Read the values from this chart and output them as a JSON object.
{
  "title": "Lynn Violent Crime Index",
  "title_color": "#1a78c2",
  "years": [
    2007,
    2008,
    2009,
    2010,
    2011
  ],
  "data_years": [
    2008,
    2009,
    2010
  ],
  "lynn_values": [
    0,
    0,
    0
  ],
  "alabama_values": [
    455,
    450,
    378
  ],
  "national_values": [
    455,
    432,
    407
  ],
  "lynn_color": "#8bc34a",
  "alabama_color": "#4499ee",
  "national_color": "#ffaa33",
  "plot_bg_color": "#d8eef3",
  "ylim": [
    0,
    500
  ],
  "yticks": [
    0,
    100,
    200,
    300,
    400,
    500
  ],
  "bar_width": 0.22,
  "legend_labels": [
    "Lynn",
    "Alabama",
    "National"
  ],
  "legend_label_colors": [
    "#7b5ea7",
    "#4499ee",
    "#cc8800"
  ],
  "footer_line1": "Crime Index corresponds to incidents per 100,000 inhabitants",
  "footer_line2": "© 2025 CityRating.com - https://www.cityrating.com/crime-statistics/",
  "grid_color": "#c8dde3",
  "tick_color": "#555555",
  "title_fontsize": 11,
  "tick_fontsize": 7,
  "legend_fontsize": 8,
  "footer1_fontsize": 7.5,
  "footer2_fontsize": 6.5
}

——————

The exercise:
State the count of lines above containing the string "Index", and add nothing to it.

Written reply:
2